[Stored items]

"""

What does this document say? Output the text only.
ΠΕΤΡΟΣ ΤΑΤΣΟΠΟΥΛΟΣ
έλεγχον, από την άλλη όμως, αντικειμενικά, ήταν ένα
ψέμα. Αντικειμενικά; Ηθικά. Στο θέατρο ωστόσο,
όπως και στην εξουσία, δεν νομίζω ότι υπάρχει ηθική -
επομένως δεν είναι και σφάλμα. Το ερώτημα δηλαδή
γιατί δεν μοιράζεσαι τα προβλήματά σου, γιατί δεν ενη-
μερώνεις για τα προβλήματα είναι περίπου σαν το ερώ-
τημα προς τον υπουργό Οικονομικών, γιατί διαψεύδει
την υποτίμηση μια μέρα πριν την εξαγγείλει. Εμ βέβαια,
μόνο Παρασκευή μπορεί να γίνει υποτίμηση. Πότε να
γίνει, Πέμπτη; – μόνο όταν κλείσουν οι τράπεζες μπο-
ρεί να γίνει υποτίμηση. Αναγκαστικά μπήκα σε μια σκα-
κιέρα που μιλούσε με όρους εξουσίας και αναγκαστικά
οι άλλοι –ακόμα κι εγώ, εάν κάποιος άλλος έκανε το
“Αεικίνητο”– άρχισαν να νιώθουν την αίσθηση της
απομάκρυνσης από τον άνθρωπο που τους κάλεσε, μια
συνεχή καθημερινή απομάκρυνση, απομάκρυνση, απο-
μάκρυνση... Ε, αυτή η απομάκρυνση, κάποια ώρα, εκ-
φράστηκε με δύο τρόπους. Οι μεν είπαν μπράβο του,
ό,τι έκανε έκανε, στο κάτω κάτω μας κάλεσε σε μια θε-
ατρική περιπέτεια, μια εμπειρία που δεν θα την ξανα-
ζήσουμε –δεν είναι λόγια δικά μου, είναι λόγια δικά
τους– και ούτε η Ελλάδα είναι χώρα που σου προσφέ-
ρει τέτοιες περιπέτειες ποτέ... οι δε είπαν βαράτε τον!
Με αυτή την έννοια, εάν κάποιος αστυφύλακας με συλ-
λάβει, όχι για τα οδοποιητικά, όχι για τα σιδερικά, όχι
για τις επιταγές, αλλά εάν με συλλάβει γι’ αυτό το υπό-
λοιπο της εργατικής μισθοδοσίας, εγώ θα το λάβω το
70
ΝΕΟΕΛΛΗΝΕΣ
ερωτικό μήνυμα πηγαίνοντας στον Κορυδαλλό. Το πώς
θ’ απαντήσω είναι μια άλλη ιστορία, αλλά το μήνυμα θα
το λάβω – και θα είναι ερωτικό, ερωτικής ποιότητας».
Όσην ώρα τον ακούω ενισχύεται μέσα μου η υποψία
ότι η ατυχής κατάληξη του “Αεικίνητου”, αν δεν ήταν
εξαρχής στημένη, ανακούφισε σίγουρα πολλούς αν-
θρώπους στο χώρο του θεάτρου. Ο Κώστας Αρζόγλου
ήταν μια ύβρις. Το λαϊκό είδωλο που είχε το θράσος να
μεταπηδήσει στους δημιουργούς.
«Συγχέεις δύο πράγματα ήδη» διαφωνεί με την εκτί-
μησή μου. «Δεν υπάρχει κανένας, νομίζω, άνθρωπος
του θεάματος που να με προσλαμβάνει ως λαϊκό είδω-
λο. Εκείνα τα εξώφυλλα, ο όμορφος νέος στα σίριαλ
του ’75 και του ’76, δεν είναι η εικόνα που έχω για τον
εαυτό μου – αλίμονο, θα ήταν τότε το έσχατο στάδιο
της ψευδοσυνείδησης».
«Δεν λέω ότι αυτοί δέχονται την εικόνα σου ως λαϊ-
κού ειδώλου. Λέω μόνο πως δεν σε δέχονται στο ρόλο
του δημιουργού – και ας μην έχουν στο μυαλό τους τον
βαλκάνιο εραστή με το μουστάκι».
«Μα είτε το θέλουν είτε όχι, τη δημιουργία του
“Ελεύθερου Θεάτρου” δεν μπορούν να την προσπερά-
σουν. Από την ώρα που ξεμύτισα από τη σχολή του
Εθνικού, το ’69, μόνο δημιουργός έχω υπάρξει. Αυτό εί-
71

"""

◆ **WORK TO COMPLETE**: Reproduce each line of the material containing the word "υποτίμηση".

◆ **OUTPUT FOR THIS TASK**:
την υποτίμηση μια μέρα πριν την εξαγγείλει. Εμ βέβαια,
μόνο Παρασκευή μπορεί να γίνει υποτίμηση. Πότε να
ρεί να γίνει υποτίμηση. Αναγκαστικά μπήκα σε μια σκα-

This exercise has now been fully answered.